• **Exercise requirements**:
Below are the records; locate each line with the word "text" and copy it.

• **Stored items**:
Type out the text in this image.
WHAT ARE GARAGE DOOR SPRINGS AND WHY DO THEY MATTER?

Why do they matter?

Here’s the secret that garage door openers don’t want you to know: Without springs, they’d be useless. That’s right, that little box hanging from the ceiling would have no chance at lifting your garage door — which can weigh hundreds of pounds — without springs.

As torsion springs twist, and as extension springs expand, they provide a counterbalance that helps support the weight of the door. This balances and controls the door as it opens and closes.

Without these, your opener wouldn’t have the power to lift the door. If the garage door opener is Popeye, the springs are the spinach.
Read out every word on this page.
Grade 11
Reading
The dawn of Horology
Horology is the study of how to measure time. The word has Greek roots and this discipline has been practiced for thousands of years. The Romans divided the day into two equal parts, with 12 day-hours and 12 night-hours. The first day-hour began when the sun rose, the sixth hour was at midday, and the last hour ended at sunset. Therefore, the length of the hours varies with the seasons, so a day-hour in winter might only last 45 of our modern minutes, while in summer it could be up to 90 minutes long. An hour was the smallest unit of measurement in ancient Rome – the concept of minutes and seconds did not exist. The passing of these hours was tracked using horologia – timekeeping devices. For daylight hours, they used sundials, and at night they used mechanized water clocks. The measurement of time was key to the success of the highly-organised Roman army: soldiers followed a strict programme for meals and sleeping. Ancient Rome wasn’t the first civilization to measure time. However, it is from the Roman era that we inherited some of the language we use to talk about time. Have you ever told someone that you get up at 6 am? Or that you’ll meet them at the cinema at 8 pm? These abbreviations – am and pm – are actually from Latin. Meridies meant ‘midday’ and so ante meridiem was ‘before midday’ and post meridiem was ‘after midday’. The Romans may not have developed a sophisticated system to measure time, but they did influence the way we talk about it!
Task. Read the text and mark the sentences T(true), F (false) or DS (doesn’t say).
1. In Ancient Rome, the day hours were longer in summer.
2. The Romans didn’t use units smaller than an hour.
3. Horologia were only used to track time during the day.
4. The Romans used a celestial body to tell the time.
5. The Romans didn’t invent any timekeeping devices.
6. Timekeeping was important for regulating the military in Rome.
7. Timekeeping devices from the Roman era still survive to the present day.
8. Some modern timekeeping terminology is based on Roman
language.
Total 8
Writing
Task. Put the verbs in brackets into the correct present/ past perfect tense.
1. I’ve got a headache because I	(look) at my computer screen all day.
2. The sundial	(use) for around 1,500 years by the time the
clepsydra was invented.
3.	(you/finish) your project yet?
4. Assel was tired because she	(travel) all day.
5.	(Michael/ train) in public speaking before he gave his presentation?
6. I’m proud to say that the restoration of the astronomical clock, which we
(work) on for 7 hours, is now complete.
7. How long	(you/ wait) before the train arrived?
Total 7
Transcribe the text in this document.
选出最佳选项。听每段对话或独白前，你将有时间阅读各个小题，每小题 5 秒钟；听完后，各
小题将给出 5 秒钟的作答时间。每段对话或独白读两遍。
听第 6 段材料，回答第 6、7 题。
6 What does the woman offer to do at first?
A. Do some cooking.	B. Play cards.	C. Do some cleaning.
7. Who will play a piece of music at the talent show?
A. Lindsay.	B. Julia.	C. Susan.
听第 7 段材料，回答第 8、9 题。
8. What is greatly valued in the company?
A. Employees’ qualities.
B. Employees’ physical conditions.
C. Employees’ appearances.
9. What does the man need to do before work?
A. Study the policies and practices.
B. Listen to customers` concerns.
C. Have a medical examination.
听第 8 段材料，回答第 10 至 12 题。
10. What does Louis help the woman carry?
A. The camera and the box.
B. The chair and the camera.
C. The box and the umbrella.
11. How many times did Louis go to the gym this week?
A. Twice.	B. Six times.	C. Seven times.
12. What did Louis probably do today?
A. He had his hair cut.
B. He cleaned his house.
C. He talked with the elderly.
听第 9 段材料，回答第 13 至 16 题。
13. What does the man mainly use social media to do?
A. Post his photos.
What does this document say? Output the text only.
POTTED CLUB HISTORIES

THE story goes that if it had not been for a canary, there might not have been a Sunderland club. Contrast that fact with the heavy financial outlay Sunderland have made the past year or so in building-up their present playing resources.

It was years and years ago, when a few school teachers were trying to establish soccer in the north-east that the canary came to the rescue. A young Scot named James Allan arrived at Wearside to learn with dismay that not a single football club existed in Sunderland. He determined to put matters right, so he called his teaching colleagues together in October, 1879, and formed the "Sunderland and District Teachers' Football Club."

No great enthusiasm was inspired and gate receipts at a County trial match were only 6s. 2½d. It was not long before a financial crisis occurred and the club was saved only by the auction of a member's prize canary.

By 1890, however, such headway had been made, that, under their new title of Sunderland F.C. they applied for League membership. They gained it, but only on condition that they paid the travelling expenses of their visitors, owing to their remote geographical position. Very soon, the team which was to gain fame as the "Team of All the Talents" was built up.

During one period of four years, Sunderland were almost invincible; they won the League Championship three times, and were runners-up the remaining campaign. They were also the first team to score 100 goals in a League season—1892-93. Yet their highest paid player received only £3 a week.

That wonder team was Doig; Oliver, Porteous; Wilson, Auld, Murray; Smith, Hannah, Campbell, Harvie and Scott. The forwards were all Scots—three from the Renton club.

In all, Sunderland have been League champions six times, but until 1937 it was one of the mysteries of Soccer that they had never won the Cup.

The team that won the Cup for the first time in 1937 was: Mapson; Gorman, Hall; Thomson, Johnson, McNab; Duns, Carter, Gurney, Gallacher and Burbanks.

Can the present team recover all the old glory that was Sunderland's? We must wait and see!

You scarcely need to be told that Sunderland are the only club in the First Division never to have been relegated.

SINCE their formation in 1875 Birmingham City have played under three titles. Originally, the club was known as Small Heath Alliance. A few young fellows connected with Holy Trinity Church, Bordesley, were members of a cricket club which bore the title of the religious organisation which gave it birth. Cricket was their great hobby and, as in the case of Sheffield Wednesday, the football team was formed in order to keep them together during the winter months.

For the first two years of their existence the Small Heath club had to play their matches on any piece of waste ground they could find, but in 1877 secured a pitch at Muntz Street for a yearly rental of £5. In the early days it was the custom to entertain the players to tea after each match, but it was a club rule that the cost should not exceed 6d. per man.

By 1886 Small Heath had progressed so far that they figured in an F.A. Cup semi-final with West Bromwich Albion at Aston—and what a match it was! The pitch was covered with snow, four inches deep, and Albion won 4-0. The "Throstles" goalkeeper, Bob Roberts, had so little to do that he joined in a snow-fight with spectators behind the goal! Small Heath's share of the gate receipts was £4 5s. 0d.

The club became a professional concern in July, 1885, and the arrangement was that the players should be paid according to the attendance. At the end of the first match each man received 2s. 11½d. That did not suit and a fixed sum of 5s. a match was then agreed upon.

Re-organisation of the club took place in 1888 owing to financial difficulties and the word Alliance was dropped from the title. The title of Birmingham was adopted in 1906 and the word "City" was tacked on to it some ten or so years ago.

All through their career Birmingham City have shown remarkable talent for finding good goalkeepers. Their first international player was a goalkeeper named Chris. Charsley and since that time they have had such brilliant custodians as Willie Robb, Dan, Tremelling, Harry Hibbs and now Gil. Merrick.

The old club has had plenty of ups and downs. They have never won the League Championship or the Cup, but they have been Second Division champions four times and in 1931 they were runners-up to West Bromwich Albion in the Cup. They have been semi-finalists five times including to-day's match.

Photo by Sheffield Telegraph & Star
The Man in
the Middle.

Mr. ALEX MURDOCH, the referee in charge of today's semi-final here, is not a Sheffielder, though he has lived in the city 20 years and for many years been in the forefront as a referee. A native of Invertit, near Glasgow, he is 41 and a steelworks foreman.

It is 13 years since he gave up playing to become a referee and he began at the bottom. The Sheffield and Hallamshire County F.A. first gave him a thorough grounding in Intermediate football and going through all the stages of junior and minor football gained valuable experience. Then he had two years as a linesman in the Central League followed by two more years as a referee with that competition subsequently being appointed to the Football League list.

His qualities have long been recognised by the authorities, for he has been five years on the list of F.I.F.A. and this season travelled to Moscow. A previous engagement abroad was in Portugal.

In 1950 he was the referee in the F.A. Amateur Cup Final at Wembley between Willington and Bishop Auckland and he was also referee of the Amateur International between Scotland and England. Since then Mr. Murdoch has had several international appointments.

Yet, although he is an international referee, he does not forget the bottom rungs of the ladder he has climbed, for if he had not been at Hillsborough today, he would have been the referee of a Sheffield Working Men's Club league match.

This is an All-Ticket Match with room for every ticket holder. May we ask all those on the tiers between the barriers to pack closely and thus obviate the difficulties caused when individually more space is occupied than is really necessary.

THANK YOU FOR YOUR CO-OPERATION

• **Written solution**:
Type out the text in this image.
Task. Read the text and mark the sentences T(true), F (false) or DS (doesn’t say).
Transcribe the text in this document.
What does this document say? Output the text only.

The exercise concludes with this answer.